■ **Aim of the task**
Leaving out the pictures, retype all the material exactly.

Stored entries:
•••••
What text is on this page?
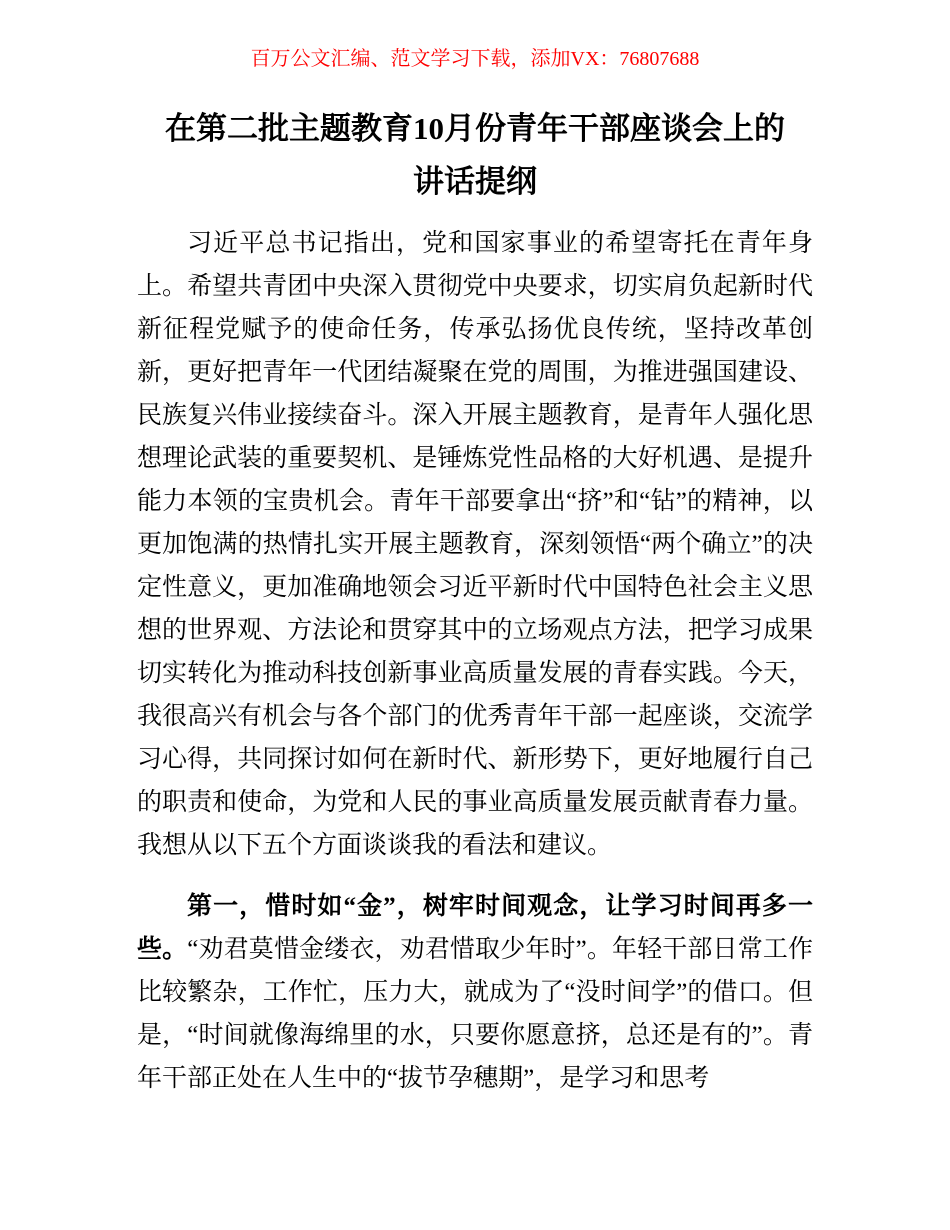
百万公文汇编、范文学习下载，添加VX：76807688
在第二批主题教育10月份青年干部座谈会上的
讲话提纲

习近平总书记指出，党和国家事业的希望寄托在青年身上。希望共青团中央深入贯彻党中央要求，切实肩负起新时代新征程党赋予的使命任务，传承弘扬优良传统，坚持改革创新，更好把青年一代团结凝聚在党的周围，为推进强国建设、民族复兴伟业接续奋斗。深入开展主题教育，是青年人强化思想理论武装的重要契机、是锤炼党性品格的大好机遇、是提升能力本领的宝贵机会。青年干部要拿出“挤”和“钻”的精神，以更加饱满的热情扎实开展主题教育，深刻领悟“两个确立”的决定性意义，更加准确地领会习近平新时代中国特色社会主义思想的世界观、方法论和贯穿其中的立场观点方法，把学习成果切实转化为推动科技创新事业高质量发展的青春实践。今天，我很高兴有机会与各个部门的优秀青年干部一起座谈，交流学习心得，共同探讨如何在新时代、新形势下，更好地履行自己的职责和使命，为党和人民的事业高质量发展贡献青春力量。我想从以下五个方面谈谈我的看法和建议。

第一，惜时如“金”，树牢时间观念，让学习时间再多一些。“劝君莫惜金缕衣，劝君惜取少年时”。年轻干部日常工作比较繁杂，工作忙，压力大，就成为了“没时间学”的借口。但是，“时间就像海绵里的水，只要你愿意挤，总还是有的”。青年干部正处在人生中的“拔节孕穗期”，是学习和思考
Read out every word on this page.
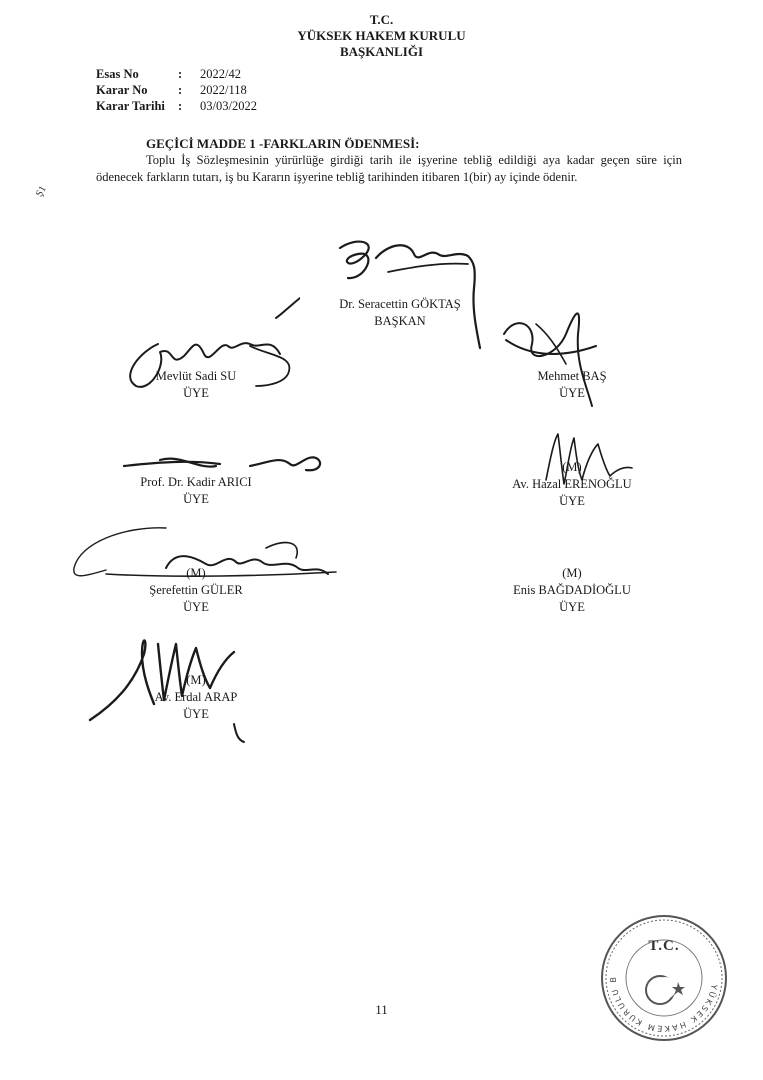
T.C.
YÜKSEK HAKEM KURULU
BAŞKANLIĞI
Esas No	:	2022/42
Karar No	:	2022/118
Karar Tarihi	:	03/03/2022
GEÇİCİ MADDE 1 -FARKLARIN ÖDENMESİ:
Toplu İş Sözleşmesinin yürürlüğe girdiği tarih ile işyerine tebliğ edildiği aya kadar geçen süre için ödenecek farkların tutarı, iş bu Kararın işyerine tebliğ tarihinden itibaren 1(bir) ay içinde ödenir.
Ş1
Dr. Seracettin GÖKTAŞ
BAŞKAN
Mevlüt Sadi SU
ÜYE
Mehmet BAŞ
ÜYE
Prof. Dr. Kadir ARICI
ÜYE
(M)
Av. Hazal ERENOĞLU
ÜYE
(M)
Şerefettin GÜLER
ÜYE
(M)
Enis BAĞDADİOĞLU
ÜYE
(M)
Av. Erdal ARAP
ÜYE
11
YÜKSEK HAKEM KURULU B
T.C.
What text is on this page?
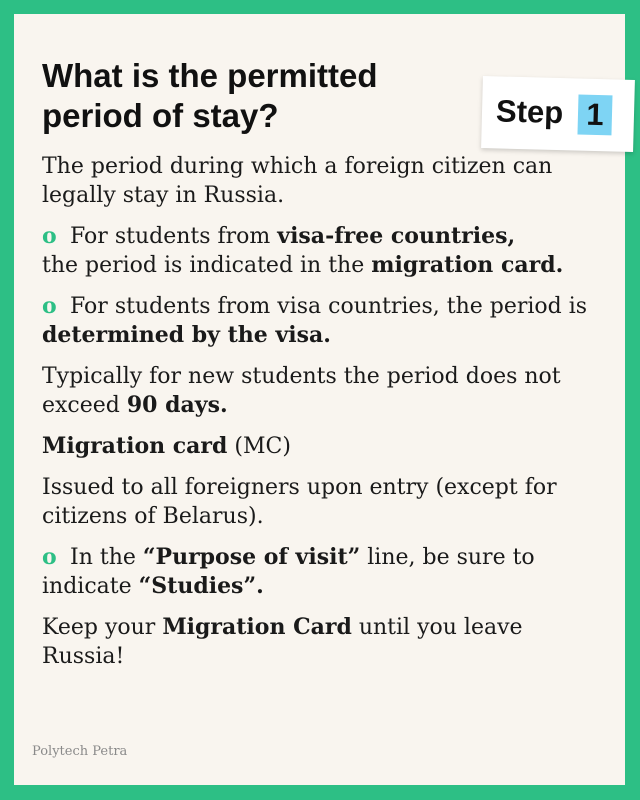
What is the permitted
period of stay?	Step 1

The period during which a foreign citizen can legally stay in Russia.

o For students from visa-free countries,
the period is indicated in the migration card.

o For students from visa countries, the period is determined by the visa.

Typically for new students the period does not exceed 90 days.

Migration card (MC)

Issued to all foreigners upon entry (except for citizens of Belarus).

o In the “Purpose of visit” line, be sure to indicate “Studies”.

Keep your Migration Card until you leave Russia!

Polytech Petra
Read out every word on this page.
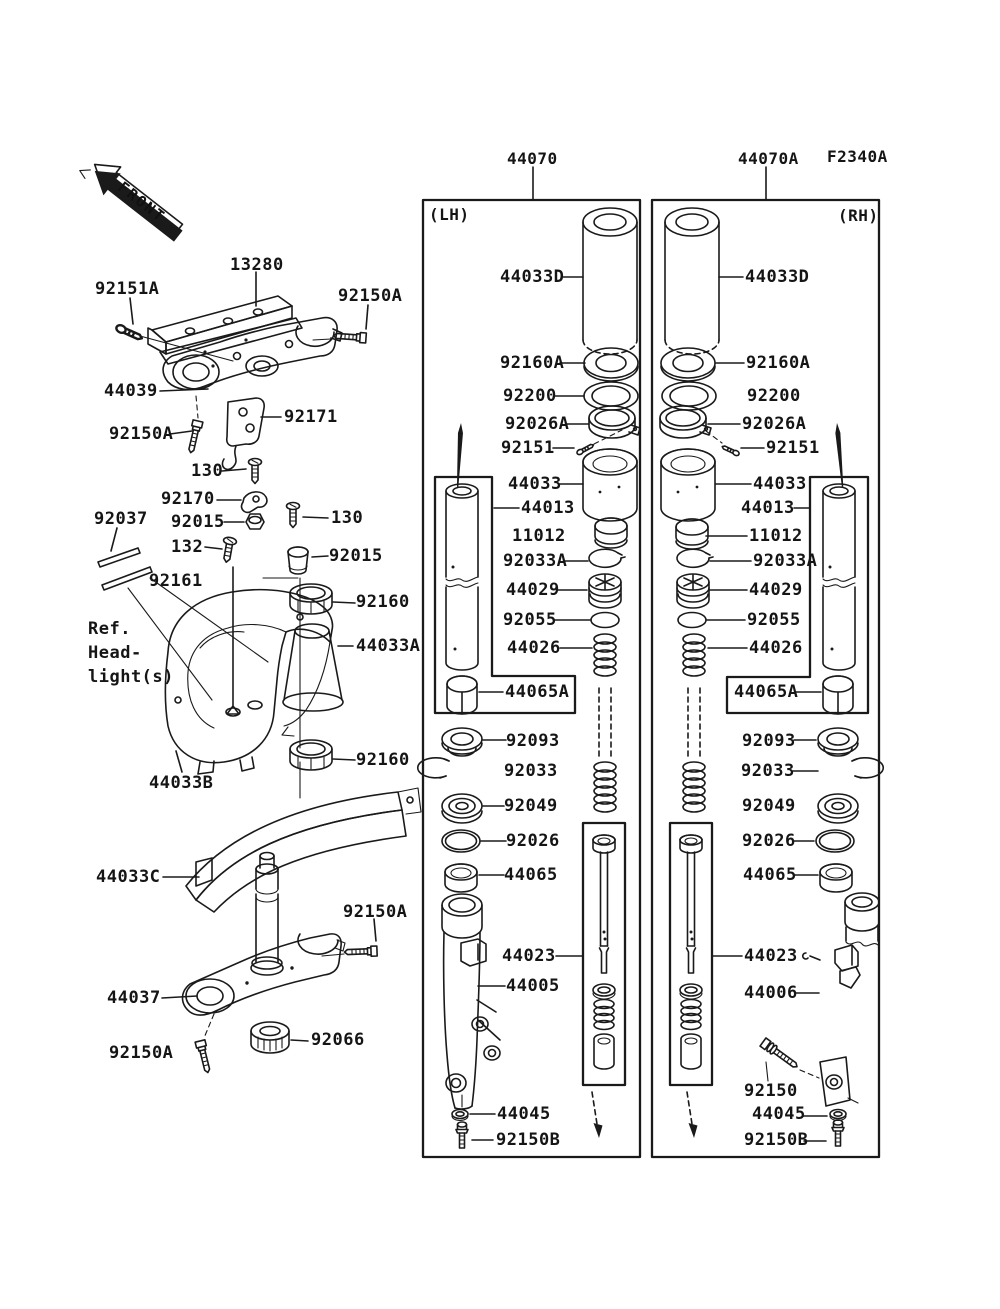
FRONT
44070	44070A F2340A
(LH)	(RH)
Ref.
Head-
light(s)
13280
92151A	92150A
44039
92171
92150A
130
92170
92015	130
92037
132	92015
92161
92160
44033A
44033B
92160
44033C
92150A
44037
92150A
92066
44033D
92160A
92200
92026A
92151
44033
44013
11012
92033A
44029
92055
44026
44065A
92093
92033
92049
92026
44065
44023
44005
44045
92150B
44033D
92160A
92200
92026A
92151
44033
44013
11012
92033A
44029
92055
44026
44065A
92093
92033
92049
92026
44065
44023
44006
92150
44045
92150B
•••••
■ **The result**
What text is on this page?
百万公文汇编、范文学习下载，添加VX：76807688
在第二批主题教育10月份青年干部座谈会上的
讲话提纲

习近平总书记指出，党和国家事业的希望寄托在青年身上。希望共青团中央深入贯彻党中央要求，切实肩负起新时代新征程党赋予的使命任务，传承弘扬优良传统，坚持改革创新，更好把青年一代团结凝聚在党的周围，为推进强国建设、民族复兴伟业接续奋斗。深入开展主题教育，是青年人强化思想理论武装的重要契机、是锤炼党性品格的大好机遇、是提升能力本领的宝贵机会。青年干部要拿出“挤”和“钻”的精神，以更加饱满的热情扎实开展主题教育，深刻领悟“两个确立”的决定性意义，更加准确地领会习近平新时代中国特色社会主义思想的世界观、方法论和贯穿其中的立场观点方法，把学习成果切实转化为推动科技创新事业高质量发展的青春实践。今天，我很高兴有机会与各个部门的优秀青年干部一起座谈，交流学习心得，共同探讨如何在新时代、新形势下，更好地履行自己的职责和使命，为党和人民的事业高质量发展贡献青春力量。我想从以下五个方面谈谈我的看法和建议。

第一，惜时如“金”，树牢时间观念，让学习时间再多一些。“劝君莫惜金缕衣，劝君惜取少年时”。年轻干部日常工作比较繁杂，工作忙，压力大，就成为了“没时间学”的借口。但是，“时间就像海绵里的水，只要你愿意挤，总还是有的”。青年干部正处在人生中的“拔节孕穗期”，是学习和思考
Read out every word on this page.
T.C.
YÜKSEK HAKEM KURULU
BAŞKANLIĞI
Esas No	:	2022/42
Karar No	:	2022/118
Karar Tarihi	:	03/03/2022
GEÇİCİ MADDE 1 -FARKLARIN ÖDENMESİ:
Toplu İş Sözleşmesinin yürürlüğe girdiği tarih ile işyerine tebliğ edildiği aya kadar geçen süre için ödenecek farkların tutarı, iş bu Kararın işyerine tebliğ tarihinden itibaren 1(bir) ay içinde ödenir.
Ş1
Dr. Seracettin GÖKTAŞ
BAŞKAN
Mevlüt Sadi SU
ÜYE
Mehmet BAŞ
ÜYE
Prof. Dr. Kadir ARICI
ÜYE
(M)
Av. Hazal ERENOĞLU
ÜYE
(M)
Şerefettin GÜLER
ÜYE
(M)
Enis BAĞDADİOĞLU
ÜYE
(M)
Av. Erdal ARAP
ÜYE
11
YÜKSEK HAKEM KURULU B
T.C.
What text is on this page?
What is the permitted
period of stay?	Step 1

The period during which a foreign citizen can legally stay in Russia.

o For students from visa-free countries,
the period is indicated in the migration card.

o For students from visa countries, the period is determined by the visa.

Typically for new students the period does not exceed 90 days.

Migration card (MC)

Issued to all foreigners upon entry (except for citizens of Belarus).

o In the “Purpose of visit” line, be sure to indicate “Studies”.

Keep your Migration Card until you leave Russia!

Polytech Petra
Read out every word on this page.
FRONT
44070	44070A F2340A
(LH)	(RH)
Ref.
Head-
light(s)
13280
92151A	92150A
44039
92171
92150A
130
92170
92015	130
92037
132	92015
92161
92160
44033A
44033B
92160
44033C
92150A
44037
92150A
92066
44033D
92160A
92200
92026A
92151
44033
44013
11012
92033A
44029
92055
44026
44065A
92093
92033
92049
92026
44065
44023
44005
44045
92150B
44033D
92160A
92200
92026A
92151
44033
44013
11012
92033A
44029
92055
44026
44065A
92093
92033
92049
92026
44065
44023
44006
92150
44045
92150B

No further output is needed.